Excerpts from a figure dataset
·····

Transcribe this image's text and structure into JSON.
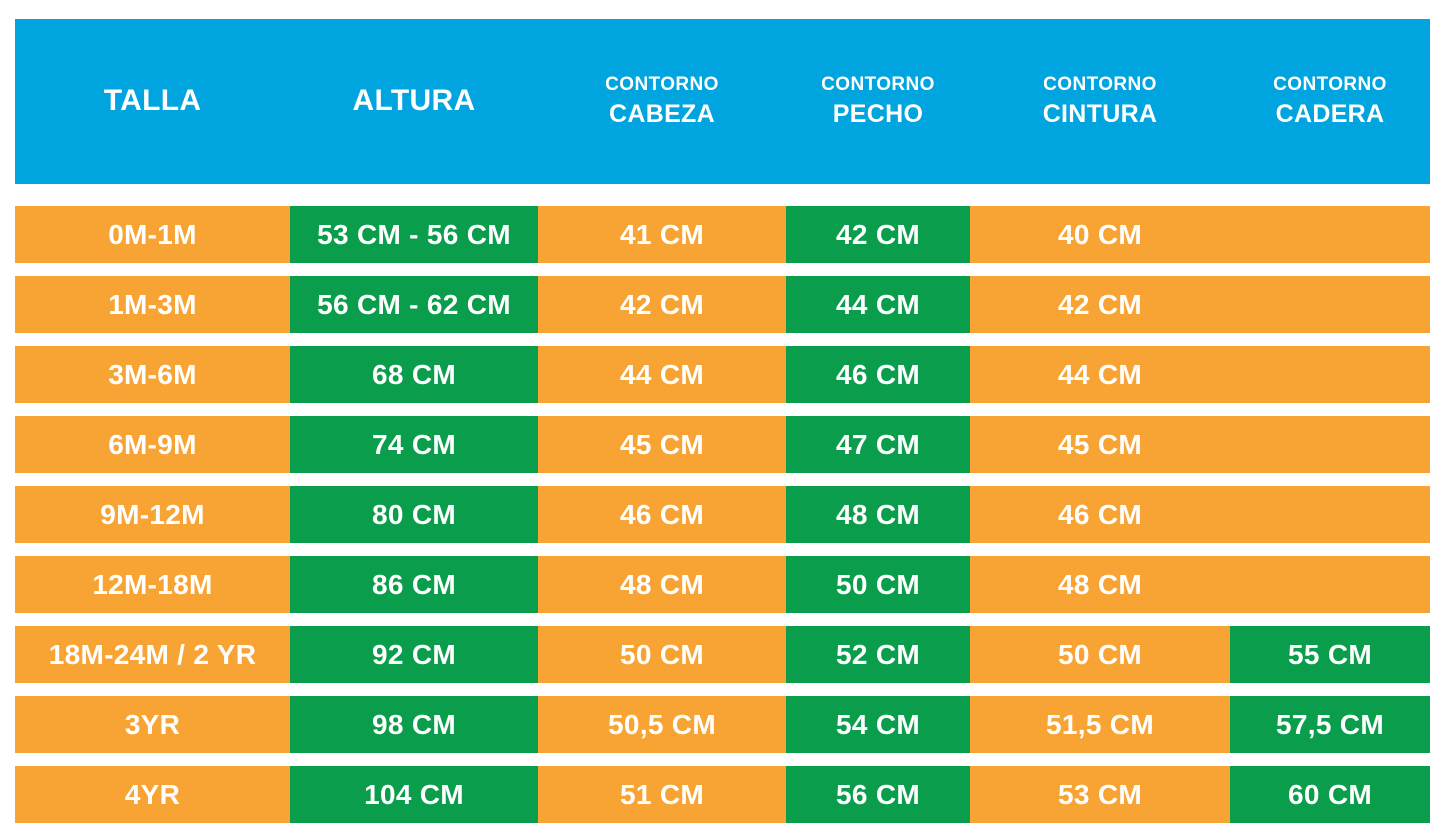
{
  "colors": {
    "header_bg": "#00A4DF",
    "row_bg": "#F8A434",
    "highlight_bg": "#0A9D4B",
    "text": "#FFFFFF"
  },
  "chart_data": {
    "type": "table",
    "columns": [
      {
        "id": "talla",
        "sublabel": "",
        "label": "TALLA"
      },
      {
        "id": "altura",
        "sublabel": "",
        "label": "ALTURA"
      },
      {
        "id": "cabeza",
        "sublabel": "CONTORNO",
        "label": "CABEZA"
      },
      {
        "id": "pecho",
        "sublabel": "CONTORNO",
        "label": "PECHO"
      },
      {
        "id": "cintura",
        "sublabel": "CONTORNO",
        "label": "CINTURA"
      },
      {
        "id": "cadera",
        "sublabel": "CONTORNO",
        "label": "CADERA"
      }
    ],
    "rows": [
      {
        "cells": [
          {
            "text": "0M-1M",
            "green": false
          },
          {
            "text": "53 CM - 56 CM",
            "green": true
          },
          {
            "text": "41 CM",
            "green": false
          },
          {
            "text": "42 CM",
            "green": true
          },
          {
            "text": "40 CM",
            "green": false
          },
          {
            "text": "",
            "green": false
          }
        ]
      },
      {
        "cells": [
          {
            "text": "1M-3M",
            "green": false
          },
          {
            "text": "56 CM - 62 CM",
            "green": true
          },
          {
            "text": "42 CM",
            "green": false
          },
          {
            "text": "44 CM",
            "green": true
          },
          {
            "text": "42 CM",
            "green": false
          },
          {
            "text": "",
            "green": false
          }
        ]
      },
      {
        "cells": [
          {
            "text": "3M-6M",
            "green": false
          },
          {
            "text": "68 CM",
            "green": true
          },
          {
            "text": "44 CM",
            "green": false
          },
          {
            "text": "46 CM",
            "green": true
          },
          {
            "text": "44 CM",
            "green": false
          },
          {
            "text": "",
            "green": false
          }
        ]
      },
      {
        "cells": [
          {
            "text": "6M-9M",
            "green": false
          },
          {
            "text": "74 CM",
            "green": true
          },
          {
            "text": "45 CM",
            "green": false
          },
          {
            "text": "47 CM",
            "green": true
          },
          {
            "text": "45 CM",
            "green": false
          },
          {
            "text": "",
            "green": false
          }
        ]
      },
      {
        "cells": [
          {
            "text": "9M-12M",
            "green": false
          },
          {
            "text": "80 CM",
            "green": true
          },
          {
            "text": "46 CM",
            "green": false
          },
          {
            "text": "48 CM",
            "green": true
          },
          {
            "text": "46 CM",
            "green": false
          },
          {
            "text": "",
            "green": false
          }
        ]
      },
      {
        "cells": [
          {
            "text": "12M-18M",
            "green": false
          },
          {
            "text": "86 CM",
            "green": true
          },
          {
            "text": "48 CM",
            "green": false
          },
          {
            "text": "50 CM",
            "green": true
          },
          {
            "text": "48 CM",
            "green": false
          },
          {
            "text": "",
            "green": false
          }
        ]
      },
      {
        "cells": [
          {
            "text": "18M-24M / 2 YR",
            "green": false
          },
          {
            "text": "92 CM",
            "green": true
          },
          {
            "text": "50 CM",
            "green": false
          },
          {
            "text": "52 CM",
            "green": true
          },
          {
            "text": "50 CM",
            "green": false
          },
          {
            "text": "55 CM",
            "green": true
          }
        ]
      },
      {
        "cells": [
          {
            "text": "3YR",
            "green": false
          },
          {
            "text": "98 CM",
            "green": true
          },
          {
            "text": "50,5 CM",
            "green": false
          },
          {
            "text": "54 CM",
            "green": true
          },
          {
            "text": "51,5 CM",
            "green": false
          },
          {
            "text": "57,5 CM",
            "green": true
          }
        ]
      },
      {
        "cells": [
          {
            "text": "4YR",
            "green": false
          },
          {
            "text": "104 CM",
            "green": true
          },
          {
            "text": "51 CM",
            "green": false
          },
          {
            "text": "56 CM",
            "green": true
          },
          {
            "text": "53 CM",
            "green": false
          },
          {
            "text": "60 CM",
            "green": true
          }
        ]
      }
    ]
  }
}
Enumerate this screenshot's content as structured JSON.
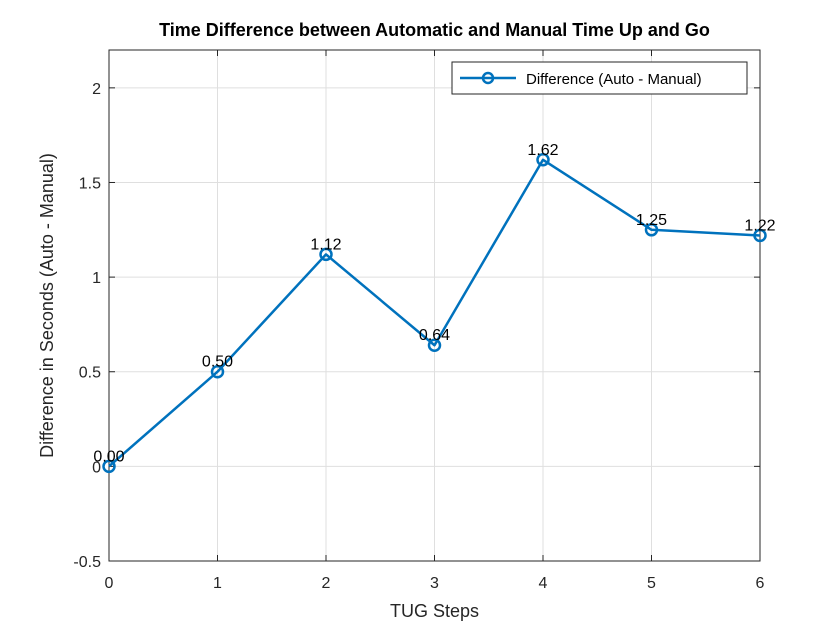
{
  "chart_data": {
    "type": "line",
    "title": "Time Difference between Automatic and Manual Time Up and Go",
    "xlabel": "TUG Steps",
    "ylabel": "Difference in Seconds (Auto - Manual)",
    "xlim": [
      0,
      6
    ],
    "ylim": [
      -0.5,
      2.2
    ],
    "xticks": [
      0,
      1,
      2,
      3,
      4,
      5,
      6
    ],
    "yticks": [
      -0.5,
      0,
      0.5,
      1,
      1.5,
      2
    ],
    "ytick_labels": [
      "-0.5",
      "0",
      "0.5",
      "1",
      "1.5",
      "2"
    ],
    "grid": true,
    "legend_position": "top-right",
    "series": [
      {
        "name": "Difference (Auto - Manual)",
        "color": "#0072BD",
        "marker": "circle",
        "x": [
          0,
          1,
          2,
          3,
          4,
          5,
          6
        ],
        "y": [
          0.0,
          0.5,
          1.12,
          0.64,
          1.62,
          1.25,
          1.22
        ],
        "labels": [
          "0.00",
          "0.50",
          "1.12",
          "0.64",
          "1.62",
          "1.25",
          "1.22"
        ]
      }
    ]
  }
}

·····

What to produce ▸ Work out how many lines of the data hold the string "JSON". Reply with that number alone.

Completed task ▸ 2